** PROBLEM REQUIREMENTS **
Copy nothing but the text: reproduce each line of the listing exactly and leave the pictures out.

** WORKING DATA **
START

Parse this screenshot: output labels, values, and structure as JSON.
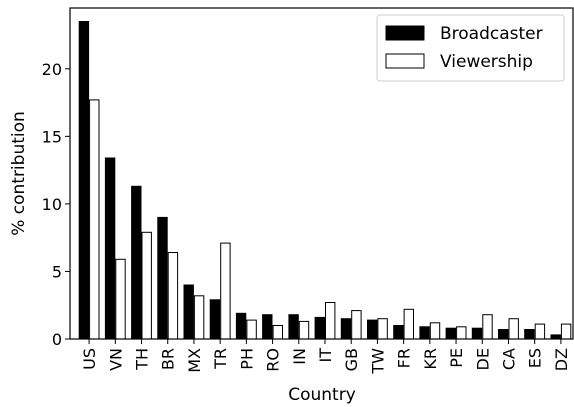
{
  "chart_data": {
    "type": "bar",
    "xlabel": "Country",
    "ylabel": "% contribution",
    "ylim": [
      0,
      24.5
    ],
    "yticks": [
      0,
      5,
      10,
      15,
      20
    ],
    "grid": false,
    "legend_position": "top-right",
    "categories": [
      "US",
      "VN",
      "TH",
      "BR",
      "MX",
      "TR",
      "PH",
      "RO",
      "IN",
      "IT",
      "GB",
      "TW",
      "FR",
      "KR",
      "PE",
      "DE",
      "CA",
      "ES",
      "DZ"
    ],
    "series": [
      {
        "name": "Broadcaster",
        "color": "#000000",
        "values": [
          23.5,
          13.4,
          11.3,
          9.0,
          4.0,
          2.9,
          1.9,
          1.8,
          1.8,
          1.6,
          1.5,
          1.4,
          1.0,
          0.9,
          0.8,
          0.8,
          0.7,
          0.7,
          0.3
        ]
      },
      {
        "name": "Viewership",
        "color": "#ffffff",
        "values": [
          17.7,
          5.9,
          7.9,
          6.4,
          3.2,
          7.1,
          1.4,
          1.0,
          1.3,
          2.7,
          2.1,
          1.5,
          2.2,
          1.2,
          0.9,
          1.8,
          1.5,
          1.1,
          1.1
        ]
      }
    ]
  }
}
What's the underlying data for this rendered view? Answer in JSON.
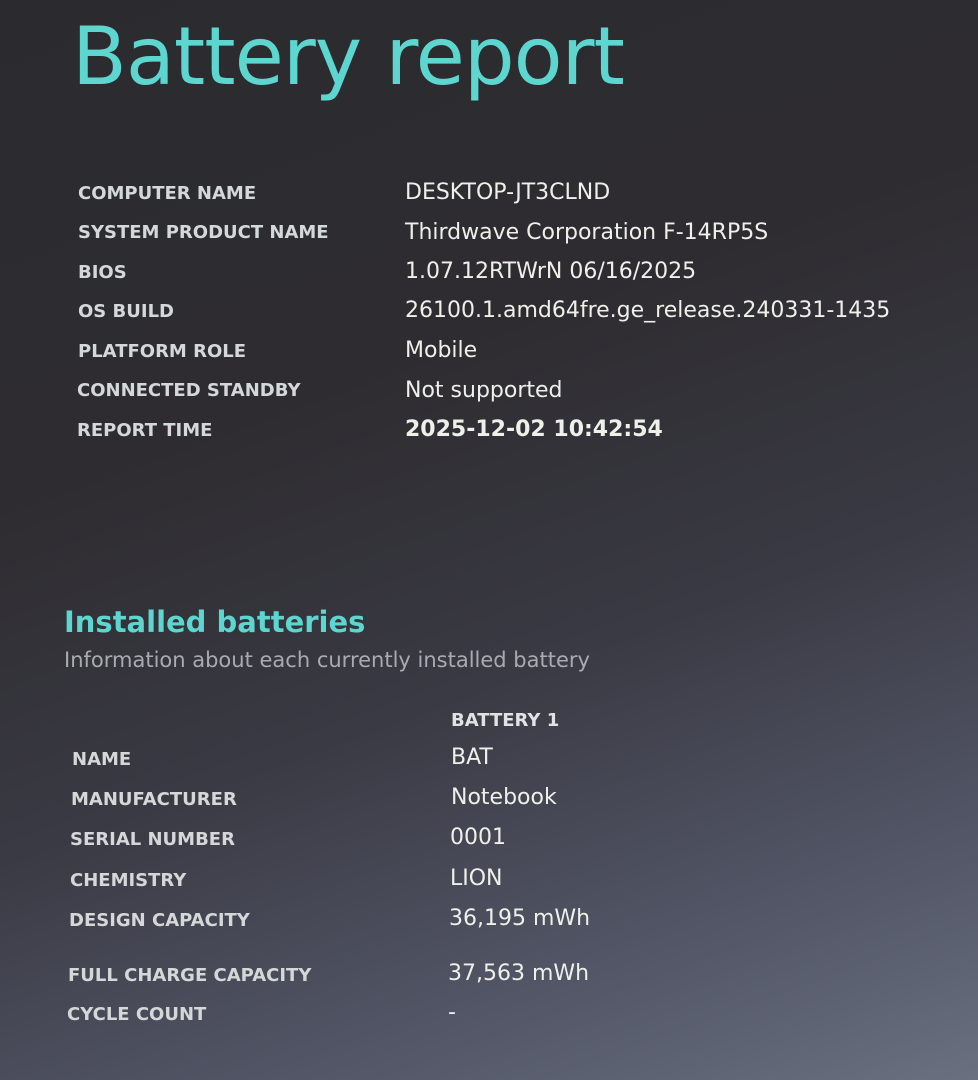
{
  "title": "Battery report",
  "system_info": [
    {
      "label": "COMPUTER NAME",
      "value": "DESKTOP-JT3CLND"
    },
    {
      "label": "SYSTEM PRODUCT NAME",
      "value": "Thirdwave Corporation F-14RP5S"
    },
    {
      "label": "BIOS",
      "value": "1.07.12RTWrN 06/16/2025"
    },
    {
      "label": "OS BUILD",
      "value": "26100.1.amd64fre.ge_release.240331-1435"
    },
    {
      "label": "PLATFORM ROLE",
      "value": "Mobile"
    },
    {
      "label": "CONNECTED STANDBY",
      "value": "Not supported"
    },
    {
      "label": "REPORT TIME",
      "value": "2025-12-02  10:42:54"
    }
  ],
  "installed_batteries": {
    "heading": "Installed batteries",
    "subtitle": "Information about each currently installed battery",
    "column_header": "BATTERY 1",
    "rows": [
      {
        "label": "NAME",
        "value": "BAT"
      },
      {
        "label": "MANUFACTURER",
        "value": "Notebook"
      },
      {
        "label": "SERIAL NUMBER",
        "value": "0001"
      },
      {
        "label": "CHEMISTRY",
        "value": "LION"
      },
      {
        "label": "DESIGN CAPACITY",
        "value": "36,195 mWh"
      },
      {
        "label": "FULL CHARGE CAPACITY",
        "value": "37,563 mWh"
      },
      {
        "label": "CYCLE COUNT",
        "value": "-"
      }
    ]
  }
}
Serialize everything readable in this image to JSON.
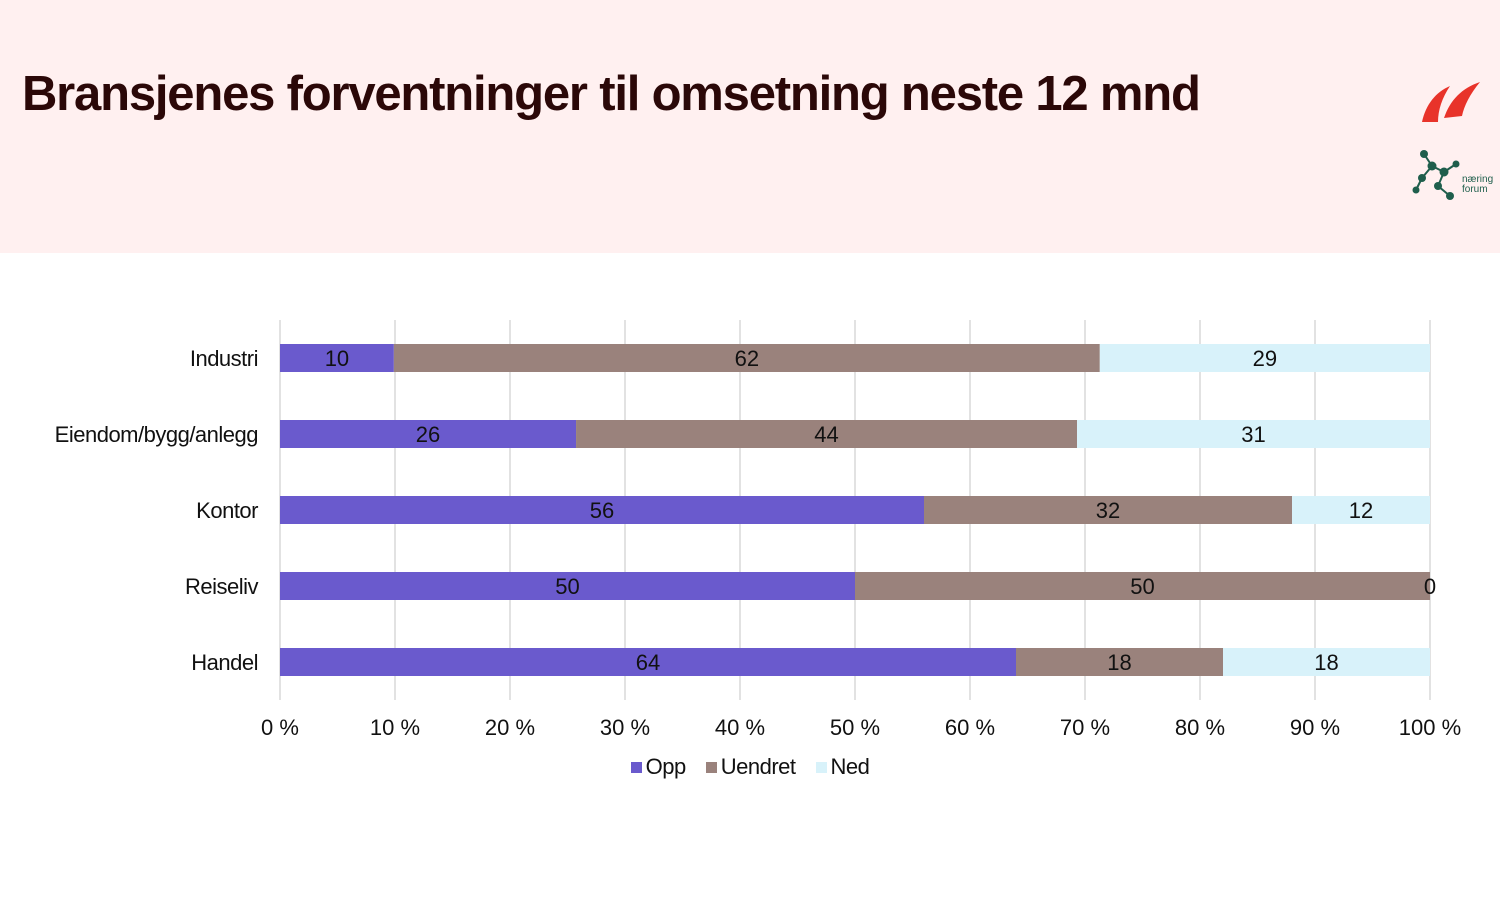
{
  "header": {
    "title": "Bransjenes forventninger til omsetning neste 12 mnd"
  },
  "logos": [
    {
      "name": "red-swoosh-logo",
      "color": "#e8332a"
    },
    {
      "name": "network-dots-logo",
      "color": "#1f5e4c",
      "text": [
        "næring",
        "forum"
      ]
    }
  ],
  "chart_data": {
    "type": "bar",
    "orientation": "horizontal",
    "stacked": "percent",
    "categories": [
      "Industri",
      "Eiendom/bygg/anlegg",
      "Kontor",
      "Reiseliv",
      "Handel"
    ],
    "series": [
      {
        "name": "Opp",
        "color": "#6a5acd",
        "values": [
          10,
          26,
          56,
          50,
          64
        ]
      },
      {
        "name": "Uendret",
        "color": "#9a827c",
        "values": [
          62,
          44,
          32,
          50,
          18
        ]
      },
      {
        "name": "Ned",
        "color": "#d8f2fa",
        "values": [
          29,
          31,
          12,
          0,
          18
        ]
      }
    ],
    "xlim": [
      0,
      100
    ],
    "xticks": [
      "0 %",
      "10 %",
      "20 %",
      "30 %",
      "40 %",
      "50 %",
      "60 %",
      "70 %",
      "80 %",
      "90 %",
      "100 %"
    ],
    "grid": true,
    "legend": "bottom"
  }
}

END

** SOLUTION TO THIS PROBLEM **
Parse this screenshot: output labels, values, and structure as JSON.
{
  "chart_data": {
    "type": "bar",
    "xlabel": "Country",
    "ylabel": "% contribution",
    "ylim": [
      0,
      24.5
    ],
    "yticks": [
      0,
      5,
      10,
      15,
      20
    ],
    "grid": false,
    "legend_position": "top-right",
    "categories": [
      "US",
      "VN",
      "TH",
      "BR",
      "MX",
      "TR",
      "PH",
      "RO",
      "IN",
      "IT",
      "GB",
      "TW",
      "FR",
      "KR",
      "PE",
      "DE",
      "CA",
      "ES",
      "DZ"
    ],
    "series": [
      {
        "name": "Broadcaster",
        "color": "#000000",
        "values": [
          23.5,
          13.4,
          11.3,
          9.0,
          4.0,
          2.9,
          1.9,
          1.8,
          1.8,
          1.6,
          1.5,
          1.4,
          1.0,
          0.9,
          0.8,
          0.8,
          0.7,
          0.7,
          0.3
        ]
      },
      {
        "name": "Viewership",
        "color": "#ffffff",
        "values": [
          17.7,
          5.9,
          7.9,
          6.4,
          3.2,
          7.1,
          1.4,
          1.0,
          1.3,
          2.7,
          2.1,
          1.5,
          2.2,
          1.2,
          0.9,
          1.8,
          1.5,
          1.1,
          1.1
        ]
      }
    ]
  }
}
What's the underlying data for this rendered view? Answer in JSON.
{
  "title": "Battery report",
  "system_info": [
    {
      "label": "COMPUTER NAME",
      "value": "DESKTOP-JT3CLND"
    },
    {
      "label": "SYSTEM PRODUCT NAME",
      "value": "Thirdwave Corporation F-14RP5S"
    },
    {
      "label": "BIOS",
      "value": "1.07.12RTWrN 06/16/2025"
    },
    {
      "label": "OS BUILD",
      "value": "26100.1.amd64fre.ge_release.240331-1435"
    },
    {
      "label": "PLATFORM ROLE",
      "value": "Mobile"
    },
    {
      "label": "CONNECTED STANDBY",
      "value": "Not supported"
    },
    {
      "label": "REPORT TIME",
      "value": "2025-12-02  10:42:54"
    }
  ],
  "installed_batteries": {
    "heading": "Installed batteries",
    "subtitle": "Information about each currently installed battery",
    "column_header": "BATTERY 1",
    "rows": [
      {
        "label": "NAME",
        "value": "BAT"
      },
      {
        "label": "MANUFACTURER",
        "value": "Notebook"
      },
      {
        "label": "SERIAL NUMBER",
        "value": "0001"
      },
      {
        "label": "CHEMISTRY",
        "value": "LION"
      },
      {
        "label": "DESIGN CAPACITY",
        "value": "36,195 mWh"
      },
      {
        "label": "FULL CHARGE CAPACITY",
        "value": "37,563 mWh"
      },
      {
        "label": "CYCLE COUNT",
        "value": "-"
      }
    ]
  }
}
Serialize everything readable in this image to JSON.
{
  "header": {
    "title": "Bransjenes forventninger til omsetning neste 12 mnd"
  },
  "logos": [
    {
      "name": "red-swoosh-logo",
      "color": "#e8332a"
    },
    {
      "name": "network-dots-logo",
      "color": "#1f5e4c",
      "text": [
        "næring",
        "forum"
      ]
    }
  ],
  "chart_data": {
    "type": "bar",
    "orientation": "horizontal",
    "stacked": "percent",
    "categories": [
      "Industri",
      "Eiendom/bygg/anlegg",
      "Kontor",
      "Reiseliv",
      "Handel"
    ],
    "series": [
      {
        "name": "Opp",
        "color": "#6a5acd",
        "values": [
          10,
          26,
          56,
          50,
          64
        ]
      },
      {
        "name": "Uendret",
        "color": "#9a827c",
        "values": [
          62,
          44,
          32,
          50,
          18
        ]
      },
      {
        "name": "Ned",
        "color": "#d8f2fa",
        "values": [
          29,
          31,
          12,
          0,
          18
        ]
      }
    ],
    "xlim": [
      0,
      100
    ],
    "xticks": [
      "0 %",
      "10 %",
      "20 %",
      "30 %",
      "40 %",
      "50 %",
      "60 %",
      "70 %",
      "80 %",
      "90 %",
      "100 %"
    ],
    "grid": true,
    "legend": "bottom"
  }
}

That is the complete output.